:: TASK DESCRIPTION ::
Find the line containing "What text is on this page?" in the material below; copy that line and all following lines exactly.

Begin DATA FOR THIS EXERCISE

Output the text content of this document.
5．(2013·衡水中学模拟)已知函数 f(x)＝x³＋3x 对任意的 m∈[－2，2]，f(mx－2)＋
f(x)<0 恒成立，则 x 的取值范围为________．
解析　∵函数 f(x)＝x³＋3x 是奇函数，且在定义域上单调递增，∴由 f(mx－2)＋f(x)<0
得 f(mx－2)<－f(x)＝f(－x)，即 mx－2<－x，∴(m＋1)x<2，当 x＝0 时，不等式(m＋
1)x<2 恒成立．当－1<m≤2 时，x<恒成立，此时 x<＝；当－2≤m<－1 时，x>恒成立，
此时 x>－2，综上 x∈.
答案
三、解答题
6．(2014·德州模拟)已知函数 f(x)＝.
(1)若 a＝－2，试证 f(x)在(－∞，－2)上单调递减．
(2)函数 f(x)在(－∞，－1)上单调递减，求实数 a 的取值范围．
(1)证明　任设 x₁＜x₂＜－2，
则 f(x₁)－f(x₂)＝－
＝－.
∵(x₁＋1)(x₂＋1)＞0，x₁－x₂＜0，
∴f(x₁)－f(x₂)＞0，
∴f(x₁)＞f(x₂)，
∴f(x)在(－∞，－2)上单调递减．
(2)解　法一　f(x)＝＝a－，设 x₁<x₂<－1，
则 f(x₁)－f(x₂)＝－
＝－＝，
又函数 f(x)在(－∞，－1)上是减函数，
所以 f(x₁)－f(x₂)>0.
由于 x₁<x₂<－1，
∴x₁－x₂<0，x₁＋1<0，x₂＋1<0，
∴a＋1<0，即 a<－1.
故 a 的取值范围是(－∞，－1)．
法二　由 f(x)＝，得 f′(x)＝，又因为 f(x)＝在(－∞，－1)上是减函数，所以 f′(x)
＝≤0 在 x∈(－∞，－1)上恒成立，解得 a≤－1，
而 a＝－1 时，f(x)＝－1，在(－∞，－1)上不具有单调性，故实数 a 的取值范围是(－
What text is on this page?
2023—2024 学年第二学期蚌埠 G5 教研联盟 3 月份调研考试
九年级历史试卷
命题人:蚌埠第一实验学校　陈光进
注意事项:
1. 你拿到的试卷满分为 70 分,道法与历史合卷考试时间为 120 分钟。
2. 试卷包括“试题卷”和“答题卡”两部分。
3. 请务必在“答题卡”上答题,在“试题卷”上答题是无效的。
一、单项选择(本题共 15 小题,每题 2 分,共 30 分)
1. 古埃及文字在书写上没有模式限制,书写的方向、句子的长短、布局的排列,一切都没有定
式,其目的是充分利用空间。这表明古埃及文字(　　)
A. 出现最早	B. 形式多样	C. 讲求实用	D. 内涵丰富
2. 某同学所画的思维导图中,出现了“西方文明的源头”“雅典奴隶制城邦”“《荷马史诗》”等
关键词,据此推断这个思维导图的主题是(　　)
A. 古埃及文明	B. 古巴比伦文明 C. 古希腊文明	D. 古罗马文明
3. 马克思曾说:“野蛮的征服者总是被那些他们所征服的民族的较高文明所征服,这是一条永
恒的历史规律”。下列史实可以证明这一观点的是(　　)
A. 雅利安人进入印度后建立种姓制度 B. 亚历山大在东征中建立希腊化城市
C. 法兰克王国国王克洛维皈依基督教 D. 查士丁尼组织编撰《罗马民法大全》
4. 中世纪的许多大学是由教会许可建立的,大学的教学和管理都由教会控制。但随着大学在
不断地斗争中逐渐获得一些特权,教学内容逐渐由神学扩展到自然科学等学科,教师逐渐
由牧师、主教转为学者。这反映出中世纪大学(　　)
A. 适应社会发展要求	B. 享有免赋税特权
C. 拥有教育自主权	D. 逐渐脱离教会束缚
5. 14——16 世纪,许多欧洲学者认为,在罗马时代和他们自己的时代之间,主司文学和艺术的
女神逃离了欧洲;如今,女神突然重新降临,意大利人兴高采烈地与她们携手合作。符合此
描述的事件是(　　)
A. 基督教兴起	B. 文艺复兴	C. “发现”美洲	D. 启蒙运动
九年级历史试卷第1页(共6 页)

End DATA FOR THIS EXERCISE

:: THE SOLUTION ::
What text is on this page?
2023—2024 学年第二学期蚌埠 G5 教研联盟 3 月份调研考试
九年级历史试卷
命题人:蚌埠第一实验学校　陈光进
注意事项:
1. 你拿到的试卷满分为 70 分,道法与历史合卷考试时间为 120 分钟。
2. 试卷包括“试题卷”和“答题卡”两部分。
3. 请务必在“答题卡”上答题,在“试题卷”上答题是无效的。
一、单项选择(本题共 15 小题,每题 2 分,共 30 分)
1. 古埃及文字在书写上没有模式限制,书写的方向、句子的长短、布局的排列,一切都没有定
式,其目的是充分利用空间。这表明古埃及文字(　　)
A. 出现最早	B. 形式多样	C. 讲求实用	D. 内涵丰富
2. 某同学所画的思维导图中,出现了“西方文明的源头”“雅典奴隶制城邦”“《荷马史诗》”等
关键词,据此推断这个思维导图的主题是(　　)
A. 古埃及文明	B. 古巴比伦文明 C. 古希腊文明	D. 古罗马文明
3. 马克思曾说:“野蛮的征服者总是被那些他们所征服的民族的较高文明所征服,这是一条永
恒的历史规律”。下列史实可以证明这一观点的是(　　)
A. 雅利安人进入印度后建立种姓制度 B. 亚历山大在东征中建立希腊化城市
C. 法兰克王国国王克洛维皈依基督教 D. 查士丁尼组织编撰《罗马民法大全》
4. 中世纪的许多大学是由教会许可建立的,大学的教学和管理都由教会控制。但随着大学在
不断地斗争中逐渐获得一些特权,教学内容逐渐由神学扩展到自然科学等学科,教师逐渐
由牧师、主教转为学者。这反映出中世纪大学(　　)
A. 适应社会发展要求	B. 享有免赋税特权
C. 拥有教育自主权	D. 逐渐脱离教会束缚
5. 14——16 世纪,许多欧洲学者认为,在罗马时代和他们自己的时代之间,主司文学和艺术的
女神逃离了欧洲;如今,女神突然重新降临,意大利人兴高采烈地与她们携手合作。符合此
描述的事件是(　　)
A. 基督教兴起	B. 文艺复兴	C. “发现”美洲	D. 启蒙运动
九年级历史试卷第1页(共6 页)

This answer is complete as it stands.